>> Start Material for this task

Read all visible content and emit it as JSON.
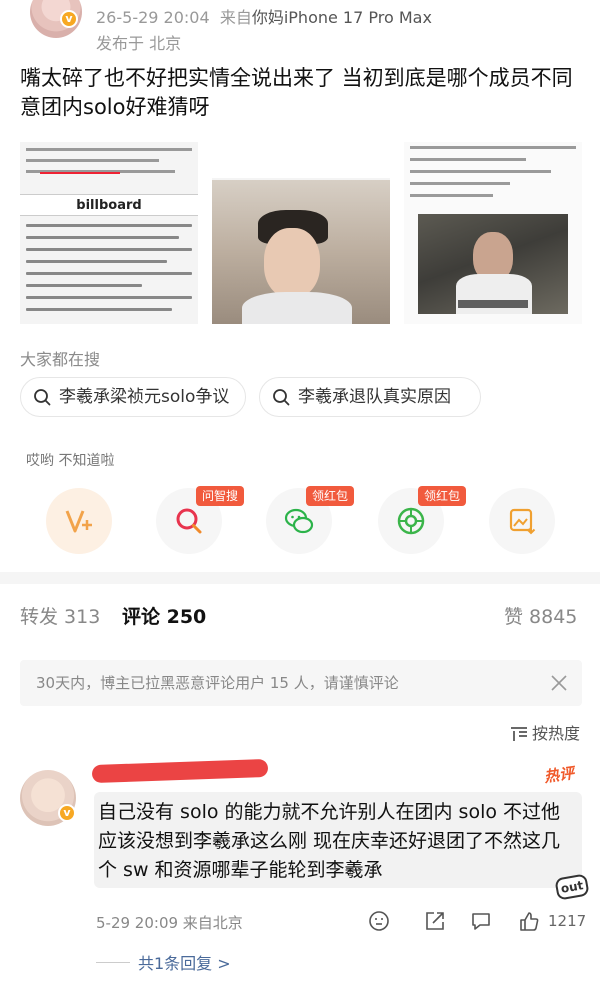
{
  "post": {
    "timestamp": "26-5-29 20:04",
    "source_prefix": "来自",
    "source_device": "你妈iPhone 17 Pro Max",
    "location": "发布于 北京",
    "text": "嘴太碎了也不好把实情全说出来了 当初到底是哪个成员不同意团内solo好难猜呀",
    "thumbnails": {
      "t1_brand": "billboard"
    }
  },
  "search": {
    "title": "大家都在搜",
    "chips": [
      "李羲承梁祯元solo争议",
      "李羲承退队真实原因"
    ]
  },
  "quick_actions": {
    "label": "哎哟 不知道啦",
    "tags": [
      "问智搜",
      "领红包",
      "领红包"
    ],
    "icons": [
      "v-plus-icon",
      "smart-search-icon",
      "wechat-icon",
      "moments-icon",
      "save-image-icon"
    ]
  },
  "tabs": {
    "repost": "转发 313",
    "comment": "评论 250",
    "like": "赞 8845"
  },
  "notice": {
    "text": "30天内，博主已拉黑恶意评论用户 15 人，请谨慎评论"
  },
  "sort": {
    "label": "按热度"
  },
  "comment": {
    "hot_label": "热评",
    "text": "自己没有 solo 的能力就不允许别人在团内 solo 不过他应该没想到李羲承这么刚 现在庆幸还好退团了不然这几个 sw 和资源哪辈子能轮到李羲承",
    "stamp": "out",
    "meta": "5-29 20:09  来自北京",
    "likes": "1217",
    "replies_link": "共1条回复 >"
  },
  "colors": {
    "accent_orange": "#f15a3d",
    "hot_orange": "#f05a2b",
    "link_blue": "#4a6a9a",
    "redact_red": "#e93434"
  }
}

>> End Material for this task

### Your goal
Transcribe each line above verbatim, with the pictures left out.

### Result for this exercise
Read all visible content and emit it as JSON.
{
  "post": {
    "timestamp": "26-5-29 20:04",
    "source_prefix": "来自",
    "source_device": "你妈iPhone 17 Pro Max",
    "location": "发布于 北京",
    "text": "嘴太碎了也不好把实情全说出来了 当初到底是哪个成员不同意团内solo好难猜呀",
    "thumbnails": {
      "t1_brand": "billboard"
    }
  },
  "search": {
    "title": "大家都在搜",
    "chips": [
      "李羲承梁祯元solo争议",
      "李羲承退队真实原因"
    ]
  },
  "quick_actions": {
    "label": "哎哟 不知道啦",
    "tags": [
      "问智搜",
      "领红包",
      "领红包"
    ],
    "icons": [
      "v-plus-icon",
      "smart-search-icon",
      "wechat-icon",
      "moments-icon",
      "save-image-icon"
    ]
  },
  "tabs": {
    "repost": "转发 313",
    "comment": "评论 250",
    "like": "赞 8845"
  },
  "notice": {
    "text": "30天内，博主已拉黑恶意评论用户 15 人，请谨慎评论"
  },
  "sort": {
    "label": "按热度"
  },
  "comment": {
    "hot_label": "热评",
    "text": "自己没有 solo 的能力就不允许别人在团内 solo 不过他应该没想到李羲承这么刚 现在庆幸还好退团了不然这几个 sw 和资源哪辈子能轮到李羲承",
    "stamp": "out",
    "meta": "5-29 20:09  来自北京",
    "likes": "1217",
    "replies_link": "共1条回复 >"
  },
  "colors": {
    "accent_orange": "#f15a3d",
    "hot_orange": "#f05a2b",
    "link_blue": "#4a6a9a",
    "redact_red": "#e93434"
  }
}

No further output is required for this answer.